──────── 本文

5. 【65歳以上・夫婦のみの無職世帯】老後の家計収支は「赤字」って本当?

65歳以上の夫婦のみの無職世帯の家計収支(2024年)

65歳以上の生活費

出所:総務省統計局「家計調査報告 家計収支編 2024年(令和6年)平均結果の概要」

5.1 65歳以上・夫婦のみの無職世帯の平均収入:25万2818円

■うち社会保障給付(主に年金):22万5182円

5.2 65歳以上・夫婦のみの無職世帯の平均支出:28万6877円

■うち消費支出:25万6521円

  • 食料:7万6352円
  • 住居:1万6432円
  • 光熱・水道:2万1919円
  • 家具・家事用品:1万2265円
  • 被服及び履物:5590円
  • 保健医療:1万8383円
  • 交通・通信:2万7768円
  • 教育:0円
  • 教養娯楽:2万5377円
  • その他の消費支出:5万2433円
    • うち諸雑費:2万2125円
    • うち交際費:2万3888円
    • うち仕送り金:1040円

■うち非消費支出:3万356円

  • 直接税:1万1162円
  • 社会保険料:1万9171円

5.3 65歳以上・夫婦のみの無職世帯の平均的な家計収支

  • ひと月の赤字:3万4058円
  • エンゲル係数(※消費支出に占める食料費の割合):29.8%
  • 平均消費性向(※可処分所得に対する消費支出の割合):115.3%

65歳以上の夫婦世帯の家計をみると、毎月の収入は25万2818円で、その大部分を公的年金などの社会保障給付が占めています。

────────────────
──────── 対象の記録

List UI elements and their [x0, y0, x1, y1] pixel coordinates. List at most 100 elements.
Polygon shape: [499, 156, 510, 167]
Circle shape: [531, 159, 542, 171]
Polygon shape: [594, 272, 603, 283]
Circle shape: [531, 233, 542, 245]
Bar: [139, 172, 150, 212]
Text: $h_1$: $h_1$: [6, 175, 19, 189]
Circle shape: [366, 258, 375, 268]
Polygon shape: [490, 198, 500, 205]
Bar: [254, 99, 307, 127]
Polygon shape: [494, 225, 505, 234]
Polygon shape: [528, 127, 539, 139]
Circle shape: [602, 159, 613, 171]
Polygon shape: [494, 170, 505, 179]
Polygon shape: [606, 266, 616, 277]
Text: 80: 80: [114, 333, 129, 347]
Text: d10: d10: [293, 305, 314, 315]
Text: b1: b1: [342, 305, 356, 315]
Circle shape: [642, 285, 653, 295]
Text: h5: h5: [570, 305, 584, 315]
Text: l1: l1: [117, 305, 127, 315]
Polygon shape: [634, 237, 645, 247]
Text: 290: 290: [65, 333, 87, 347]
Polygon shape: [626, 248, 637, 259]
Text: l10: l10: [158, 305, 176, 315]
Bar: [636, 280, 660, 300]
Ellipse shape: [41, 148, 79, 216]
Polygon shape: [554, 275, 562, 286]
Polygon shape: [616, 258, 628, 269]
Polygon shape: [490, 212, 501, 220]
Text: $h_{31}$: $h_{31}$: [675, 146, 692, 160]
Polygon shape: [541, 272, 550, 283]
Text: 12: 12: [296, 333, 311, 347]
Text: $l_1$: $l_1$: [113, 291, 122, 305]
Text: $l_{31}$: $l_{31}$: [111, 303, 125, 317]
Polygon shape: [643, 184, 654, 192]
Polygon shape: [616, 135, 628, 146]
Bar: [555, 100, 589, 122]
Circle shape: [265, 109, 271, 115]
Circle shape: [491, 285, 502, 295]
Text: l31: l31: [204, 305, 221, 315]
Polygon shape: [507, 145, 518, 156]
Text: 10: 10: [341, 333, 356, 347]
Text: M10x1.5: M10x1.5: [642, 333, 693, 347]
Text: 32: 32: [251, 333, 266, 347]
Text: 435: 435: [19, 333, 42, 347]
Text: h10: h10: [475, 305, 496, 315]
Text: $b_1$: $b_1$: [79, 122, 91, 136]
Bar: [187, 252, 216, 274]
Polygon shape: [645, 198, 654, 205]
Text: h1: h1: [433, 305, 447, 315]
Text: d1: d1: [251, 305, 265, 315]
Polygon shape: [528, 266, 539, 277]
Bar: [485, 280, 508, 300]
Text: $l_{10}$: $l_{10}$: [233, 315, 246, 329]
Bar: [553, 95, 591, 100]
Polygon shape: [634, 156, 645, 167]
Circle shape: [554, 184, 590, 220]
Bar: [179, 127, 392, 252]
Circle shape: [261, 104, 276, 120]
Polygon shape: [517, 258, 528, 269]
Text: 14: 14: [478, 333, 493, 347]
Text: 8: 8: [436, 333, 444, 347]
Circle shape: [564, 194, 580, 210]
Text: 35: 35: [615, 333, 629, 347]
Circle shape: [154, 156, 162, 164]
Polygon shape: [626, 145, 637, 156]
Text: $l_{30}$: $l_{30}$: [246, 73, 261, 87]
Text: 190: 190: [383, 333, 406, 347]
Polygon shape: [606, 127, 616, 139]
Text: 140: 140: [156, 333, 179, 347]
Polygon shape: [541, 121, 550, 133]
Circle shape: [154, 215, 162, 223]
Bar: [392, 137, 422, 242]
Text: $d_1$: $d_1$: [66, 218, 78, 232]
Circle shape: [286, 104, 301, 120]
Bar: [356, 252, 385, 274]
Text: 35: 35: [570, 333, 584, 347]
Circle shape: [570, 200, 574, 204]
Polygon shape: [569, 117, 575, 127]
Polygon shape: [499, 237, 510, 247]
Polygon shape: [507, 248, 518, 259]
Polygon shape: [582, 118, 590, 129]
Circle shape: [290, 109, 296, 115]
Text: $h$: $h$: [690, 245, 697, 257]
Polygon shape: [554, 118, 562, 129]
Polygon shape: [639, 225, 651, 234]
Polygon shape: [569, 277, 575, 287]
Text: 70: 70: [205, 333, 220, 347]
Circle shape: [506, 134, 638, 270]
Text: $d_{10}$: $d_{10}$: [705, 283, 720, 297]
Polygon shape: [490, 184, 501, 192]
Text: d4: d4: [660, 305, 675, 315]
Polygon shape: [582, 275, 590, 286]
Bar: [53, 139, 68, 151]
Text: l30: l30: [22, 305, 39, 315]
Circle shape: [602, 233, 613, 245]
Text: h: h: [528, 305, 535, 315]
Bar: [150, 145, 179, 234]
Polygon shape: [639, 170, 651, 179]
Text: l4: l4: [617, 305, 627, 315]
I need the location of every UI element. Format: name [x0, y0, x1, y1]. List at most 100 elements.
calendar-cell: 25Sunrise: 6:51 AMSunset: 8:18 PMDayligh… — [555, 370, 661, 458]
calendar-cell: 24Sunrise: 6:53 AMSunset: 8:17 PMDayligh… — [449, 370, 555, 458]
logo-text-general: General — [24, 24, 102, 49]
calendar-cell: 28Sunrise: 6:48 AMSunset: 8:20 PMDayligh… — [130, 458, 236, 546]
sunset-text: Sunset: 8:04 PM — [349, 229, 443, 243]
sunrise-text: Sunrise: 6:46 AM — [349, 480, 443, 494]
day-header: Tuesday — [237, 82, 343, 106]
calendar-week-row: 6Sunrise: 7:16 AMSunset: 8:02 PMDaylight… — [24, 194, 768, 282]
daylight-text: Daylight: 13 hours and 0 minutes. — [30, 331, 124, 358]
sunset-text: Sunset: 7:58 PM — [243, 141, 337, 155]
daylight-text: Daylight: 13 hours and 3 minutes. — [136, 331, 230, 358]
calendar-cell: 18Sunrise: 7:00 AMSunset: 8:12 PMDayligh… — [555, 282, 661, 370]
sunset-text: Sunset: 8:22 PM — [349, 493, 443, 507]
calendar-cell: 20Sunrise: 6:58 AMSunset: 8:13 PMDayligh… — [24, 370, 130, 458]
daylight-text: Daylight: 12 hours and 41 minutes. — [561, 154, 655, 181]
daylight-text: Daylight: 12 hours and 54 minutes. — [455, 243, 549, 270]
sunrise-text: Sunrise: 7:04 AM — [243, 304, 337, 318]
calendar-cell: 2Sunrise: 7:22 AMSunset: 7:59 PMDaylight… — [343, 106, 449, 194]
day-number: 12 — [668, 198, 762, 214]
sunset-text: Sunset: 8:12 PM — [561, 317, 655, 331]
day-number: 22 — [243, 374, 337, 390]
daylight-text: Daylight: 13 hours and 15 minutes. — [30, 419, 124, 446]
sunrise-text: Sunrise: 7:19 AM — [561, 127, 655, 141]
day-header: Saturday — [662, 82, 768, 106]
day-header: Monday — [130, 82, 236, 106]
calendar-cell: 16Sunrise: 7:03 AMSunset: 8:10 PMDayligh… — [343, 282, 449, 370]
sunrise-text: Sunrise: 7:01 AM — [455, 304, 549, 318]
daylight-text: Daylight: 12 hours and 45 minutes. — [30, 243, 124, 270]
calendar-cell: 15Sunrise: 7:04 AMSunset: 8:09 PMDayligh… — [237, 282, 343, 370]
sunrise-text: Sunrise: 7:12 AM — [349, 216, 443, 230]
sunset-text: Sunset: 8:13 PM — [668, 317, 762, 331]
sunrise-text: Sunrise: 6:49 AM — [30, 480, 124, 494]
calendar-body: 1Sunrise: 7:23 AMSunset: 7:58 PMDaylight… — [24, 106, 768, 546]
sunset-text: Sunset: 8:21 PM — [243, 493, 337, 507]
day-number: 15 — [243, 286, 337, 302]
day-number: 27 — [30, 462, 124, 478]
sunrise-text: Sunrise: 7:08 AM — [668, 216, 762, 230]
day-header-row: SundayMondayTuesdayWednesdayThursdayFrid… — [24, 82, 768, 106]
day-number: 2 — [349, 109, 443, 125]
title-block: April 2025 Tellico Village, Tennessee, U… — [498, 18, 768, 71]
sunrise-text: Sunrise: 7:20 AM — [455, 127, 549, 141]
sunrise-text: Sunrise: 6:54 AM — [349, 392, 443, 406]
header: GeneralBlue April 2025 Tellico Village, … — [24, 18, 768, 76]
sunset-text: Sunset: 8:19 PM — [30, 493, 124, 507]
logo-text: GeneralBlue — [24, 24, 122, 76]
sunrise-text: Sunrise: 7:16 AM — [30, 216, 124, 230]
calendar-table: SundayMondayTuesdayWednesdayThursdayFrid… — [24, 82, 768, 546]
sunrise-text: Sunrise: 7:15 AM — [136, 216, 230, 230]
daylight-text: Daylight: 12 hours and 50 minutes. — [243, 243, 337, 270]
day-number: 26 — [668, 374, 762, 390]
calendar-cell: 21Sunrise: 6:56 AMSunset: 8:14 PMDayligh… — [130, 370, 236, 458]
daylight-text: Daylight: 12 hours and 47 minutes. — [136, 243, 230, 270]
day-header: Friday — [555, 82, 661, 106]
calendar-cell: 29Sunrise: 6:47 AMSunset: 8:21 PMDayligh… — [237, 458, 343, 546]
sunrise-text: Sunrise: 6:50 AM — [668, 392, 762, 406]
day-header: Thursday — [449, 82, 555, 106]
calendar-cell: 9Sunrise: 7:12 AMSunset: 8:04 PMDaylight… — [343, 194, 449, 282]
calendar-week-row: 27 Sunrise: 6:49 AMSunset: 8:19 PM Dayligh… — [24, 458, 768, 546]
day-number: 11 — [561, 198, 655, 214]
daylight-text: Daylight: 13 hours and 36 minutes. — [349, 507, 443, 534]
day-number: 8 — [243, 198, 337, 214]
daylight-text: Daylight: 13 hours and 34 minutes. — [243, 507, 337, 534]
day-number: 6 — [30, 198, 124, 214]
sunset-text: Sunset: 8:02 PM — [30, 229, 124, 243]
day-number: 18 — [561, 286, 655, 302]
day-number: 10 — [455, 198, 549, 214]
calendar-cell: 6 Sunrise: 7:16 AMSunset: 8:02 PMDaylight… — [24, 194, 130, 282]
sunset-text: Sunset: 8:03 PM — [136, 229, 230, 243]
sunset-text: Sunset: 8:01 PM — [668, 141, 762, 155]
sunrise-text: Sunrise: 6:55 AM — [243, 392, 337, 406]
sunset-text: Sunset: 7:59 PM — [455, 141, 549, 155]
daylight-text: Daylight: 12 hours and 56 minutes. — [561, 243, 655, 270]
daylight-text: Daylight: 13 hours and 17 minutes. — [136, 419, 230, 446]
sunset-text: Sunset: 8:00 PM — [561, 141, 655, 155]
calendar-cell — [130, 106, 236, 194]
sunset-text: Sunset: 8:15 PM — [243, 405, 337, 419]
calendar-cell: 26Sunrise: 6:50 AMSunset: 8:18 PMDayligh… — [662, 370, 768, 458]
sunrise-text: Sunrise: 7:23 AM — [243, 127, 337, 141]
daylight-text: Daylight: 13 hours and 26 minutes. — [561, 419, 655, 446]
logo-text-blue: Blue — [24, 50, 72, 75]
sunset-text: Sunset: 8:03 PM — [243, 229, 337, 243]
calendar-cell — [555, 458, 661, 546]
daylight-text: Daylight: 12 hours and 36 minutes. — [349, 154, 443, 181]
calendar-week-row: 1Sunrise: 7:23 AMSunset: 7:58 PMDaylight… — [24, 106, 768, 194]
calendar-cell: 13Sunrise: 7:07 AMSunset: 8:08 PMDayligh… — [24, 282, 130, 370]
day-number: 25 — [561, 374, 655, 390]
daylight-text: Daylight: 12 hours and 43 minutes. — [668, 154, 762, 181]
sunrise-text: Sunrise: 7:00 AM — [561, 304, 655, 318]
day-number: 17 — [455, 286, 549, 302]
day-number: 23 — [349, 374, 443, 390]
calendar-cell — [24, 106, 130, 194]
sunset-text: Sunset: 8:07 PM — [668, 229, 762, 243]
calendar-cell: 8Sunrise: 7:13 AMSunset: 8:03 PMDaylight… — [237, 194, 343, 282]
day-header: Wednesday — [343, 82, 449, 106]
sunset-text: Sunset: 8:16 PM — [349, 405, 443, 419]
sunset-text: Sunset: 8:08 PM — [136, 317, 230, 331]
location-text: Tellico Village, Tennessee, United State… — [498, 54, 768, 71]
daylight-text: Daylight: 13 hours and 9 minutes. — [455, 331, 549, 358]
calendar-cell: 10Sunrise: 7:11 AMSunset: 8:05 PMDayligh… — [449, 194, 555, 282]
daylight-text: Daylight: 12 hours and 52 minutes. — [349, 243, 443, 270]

────────────────

» 取り組む課題
- a) 本文の消費支出の費目のうち、金額が2万円以上のものを金額とともにすべて挙げよ。「うち」で示された内訳は数えない。
- b) 本文によると、65歳以上・夫婦のみの無職世帯の平均消費性向は何%か。
- c) 高齢夫婦世帯の家計収支を扱った本文を、最後の文のあとから書き継げ。

» 解答一覧
- a)
食料:7万6352円
光熱・水道:2万1919円
交通・通信:2万7768円
教養娯楽:2万5377円
その他の消費支出:5万2433円

- b) 115.3%

- c)
一方、毎月の支出は28万6877円となっており、その内訳は、日常生活費などの消費支出が25万6521円、税や社会保険料といった非消費支出が3万356円です。

注目すべきは、エンゲル係数が29.8%と高めの数値になっている点です。

エンゲル係数は食費の割合を示すもので、数値が高いほど家計に余裕が少ない傾向があるとされます。

65歳以上世帯では、食費が生活費の大きな負担となっていることが読み取れます。

また、平均消費性向は115.3%と100%を超えており、収入を上回る支出が発生している、すなわち家計が毎月赤字となっている状況であり、貯蓄を取り崩して補っているのが現状です。

シニア世代では現役時代のように安定した収入を得にくいため、この赤字が長期化すれば貯蓄の減少は避けられません。

そのため、生活設計の見直しが不可欠であり、支出を抑える工夫や、体調や生活状況に応じて短時間勤務で収入を補うといった対策も選択肢の一つとなるでしょう。